Only the number is wanted: how many lines of the data contain "background"?

DATA RECORDS -
--- begin ---
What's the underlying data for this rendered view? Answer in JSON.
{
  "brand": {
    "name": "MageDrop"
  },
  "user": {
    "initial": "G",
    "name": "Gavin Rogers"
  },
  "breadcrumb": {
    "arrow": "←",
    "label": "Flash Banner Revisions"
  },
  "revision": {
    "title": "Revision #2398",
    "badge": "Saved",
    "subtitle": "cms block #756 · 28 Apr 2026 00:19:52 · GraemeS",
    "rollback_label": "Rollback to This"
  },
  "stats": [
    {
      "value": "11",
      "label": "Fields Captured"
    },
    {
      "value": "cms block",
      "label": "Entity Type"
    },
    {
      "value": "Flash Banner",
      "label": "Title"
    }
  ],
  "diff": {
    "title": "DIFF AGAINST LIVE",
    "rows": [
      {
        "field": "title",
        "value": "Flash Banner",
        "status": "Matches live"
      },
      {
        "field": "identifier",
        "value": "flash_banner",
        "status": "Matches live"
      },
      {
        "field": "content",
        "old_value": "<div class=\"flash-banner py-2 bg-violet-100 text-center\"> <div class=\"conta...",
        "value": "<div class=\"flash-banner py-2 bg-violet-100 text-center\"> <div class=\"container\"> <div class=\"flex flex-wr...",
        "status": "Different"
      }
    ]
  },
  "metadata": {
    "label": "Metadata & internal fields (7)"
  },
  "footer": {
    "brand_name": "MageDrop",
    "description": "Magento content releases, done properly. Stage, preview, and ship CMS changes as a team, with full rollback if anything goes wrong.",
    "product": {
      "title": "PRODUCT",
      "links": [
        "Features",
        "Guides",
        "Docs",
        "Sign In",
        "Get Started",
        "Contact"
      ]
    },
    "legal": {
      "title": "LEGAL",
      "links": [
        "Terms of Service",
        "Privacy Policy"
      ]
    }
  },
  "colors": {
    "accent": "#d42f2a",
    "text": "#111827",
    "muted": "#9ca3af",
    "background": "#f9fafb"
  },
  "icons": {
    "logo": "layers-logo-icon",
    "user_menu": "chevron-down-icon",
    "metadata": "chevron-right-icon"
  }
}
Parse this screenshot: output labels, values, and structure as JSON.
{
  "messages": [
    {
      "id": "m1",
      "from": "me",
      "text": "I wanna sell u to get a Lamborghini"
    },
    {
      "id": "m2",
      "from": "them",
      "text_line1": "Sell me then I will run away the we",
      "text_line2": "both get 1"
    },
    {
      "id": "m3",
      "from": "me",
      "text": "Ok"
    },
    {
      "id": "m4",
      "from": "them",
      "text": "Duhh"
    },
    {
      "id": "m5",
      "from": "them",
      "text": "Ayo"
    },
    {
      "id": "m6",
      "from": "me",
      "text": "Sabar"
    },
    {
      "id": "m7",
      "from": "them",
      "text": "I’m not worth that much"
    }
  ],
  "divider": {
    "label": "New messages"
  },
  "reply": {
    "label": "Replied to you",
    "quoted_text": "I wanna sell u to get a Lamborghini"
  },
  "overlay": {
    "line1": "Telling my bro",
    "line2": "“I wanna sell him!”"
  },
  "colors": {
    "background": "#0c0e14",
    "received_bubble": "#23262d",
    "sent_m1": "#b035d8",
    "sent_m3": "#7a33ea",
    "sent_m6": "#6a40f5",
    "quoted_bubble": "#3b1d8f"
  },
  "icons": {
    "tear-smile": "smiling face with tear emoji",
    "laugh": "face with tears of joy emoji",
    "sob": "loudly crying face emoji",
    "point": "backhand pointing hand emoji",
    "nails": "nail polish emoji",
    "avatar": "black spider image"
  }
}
--- end ---
CORRECT RESULT -
2